Please list all lines of the material below in which the string "document" occurs.

Data items:
◇ ◇ ◇ ◇

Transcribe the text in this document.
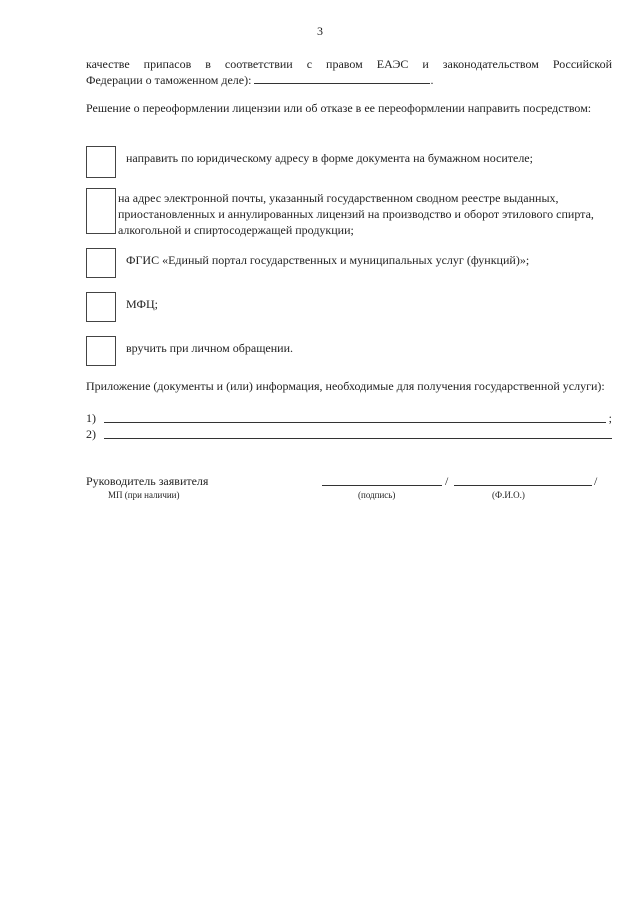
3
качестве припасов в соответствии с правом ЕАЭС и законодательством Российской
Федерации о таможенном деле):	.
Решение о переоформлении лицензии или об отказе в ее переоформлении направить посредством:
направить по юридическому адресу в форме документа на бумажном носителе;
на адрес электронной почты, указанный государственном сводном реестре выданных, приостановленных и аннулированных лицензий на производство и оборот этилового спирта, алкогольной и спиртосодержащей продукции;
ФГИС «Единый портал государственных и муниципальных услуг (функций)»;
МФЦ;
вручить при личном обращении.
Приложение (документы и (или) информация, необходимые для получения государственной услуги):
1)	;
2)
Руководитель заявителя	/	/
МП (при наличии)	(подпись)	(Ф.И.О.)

◇ ◇ ◇ ◇

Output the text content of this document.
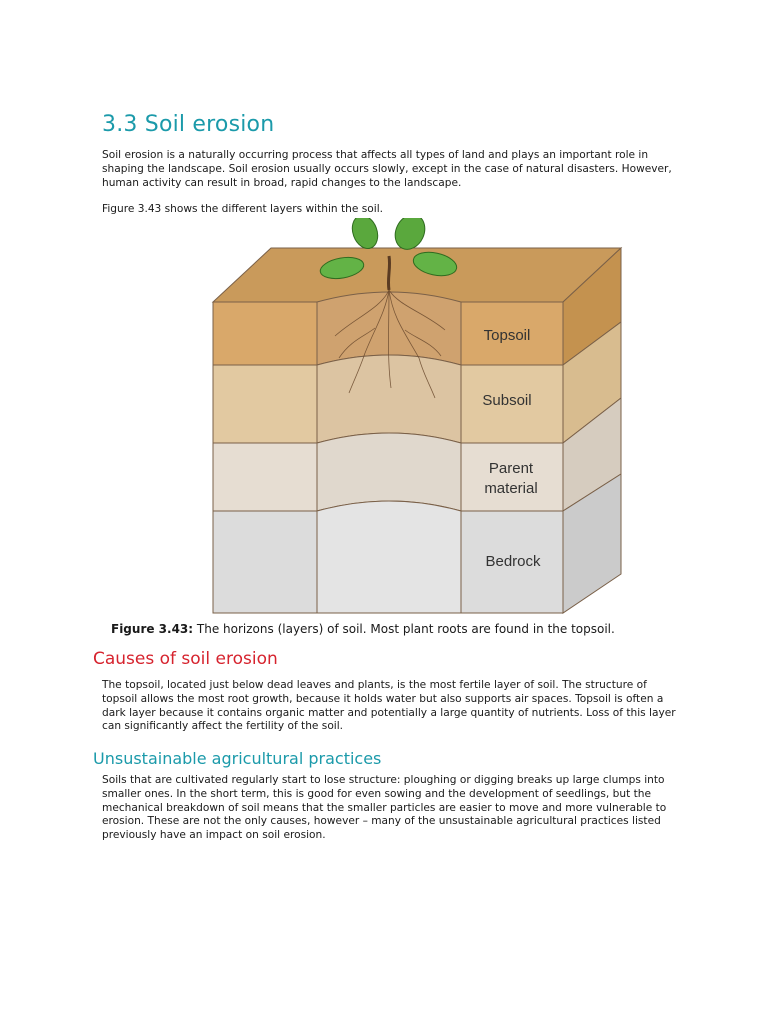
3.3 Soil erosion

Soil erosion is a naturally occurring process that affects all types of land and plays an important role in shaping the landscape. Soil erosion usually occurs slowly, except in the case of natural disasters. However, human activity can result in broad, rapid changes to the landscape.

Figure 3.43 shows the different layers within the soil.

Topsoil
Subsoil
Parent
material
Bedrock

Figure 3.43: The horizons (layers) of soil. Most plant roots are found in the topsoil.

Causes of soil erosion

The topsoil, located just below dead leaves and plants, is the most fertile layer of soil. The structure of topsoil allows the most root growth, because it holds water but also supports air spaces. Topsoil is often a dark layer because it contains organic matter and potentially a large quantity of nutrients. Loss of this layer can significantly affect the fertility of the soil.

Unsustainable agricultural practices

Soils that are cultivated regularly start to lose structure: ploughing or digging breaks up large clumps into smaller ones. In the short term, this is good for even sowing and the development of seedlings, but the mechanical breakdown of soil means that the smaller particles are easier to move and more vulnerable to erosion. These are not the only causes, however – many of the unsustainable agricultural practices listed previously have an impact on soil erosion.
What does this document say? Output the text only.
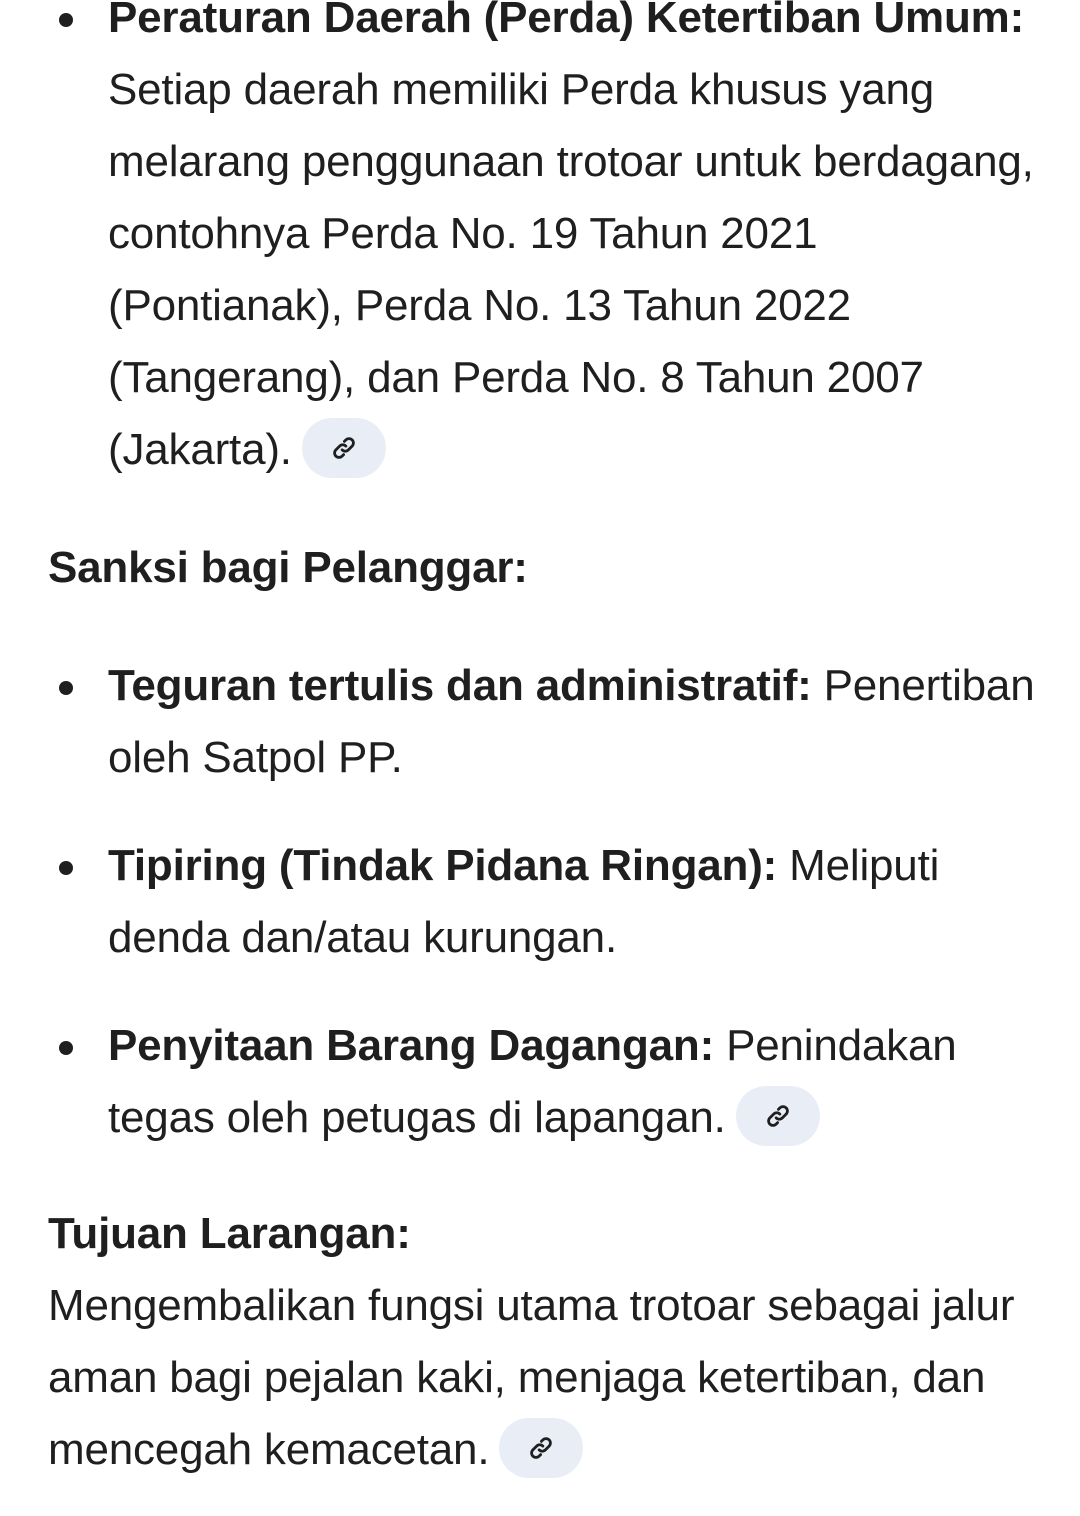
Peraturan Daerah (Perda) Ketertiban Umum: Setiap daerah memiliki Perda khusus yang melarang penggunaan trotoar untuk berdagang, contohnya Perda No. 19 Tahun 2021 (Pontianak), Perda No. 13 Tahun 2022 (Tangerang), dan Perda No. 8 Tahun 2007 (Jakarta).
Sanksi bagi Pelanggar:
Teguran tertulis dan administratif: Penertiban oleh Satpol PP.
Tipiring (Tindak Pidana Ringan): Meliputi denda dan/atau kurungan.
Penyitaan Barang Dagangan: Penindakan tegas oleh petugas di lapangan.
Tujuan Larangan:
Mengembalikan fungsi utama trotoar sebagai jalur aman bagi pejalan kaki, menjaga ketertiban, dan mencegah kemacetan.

◇ ◇ ◇ ◇

Task solution
Transcribe the text in this document.
Output the text content of this document.
What does this document say? Output the text only.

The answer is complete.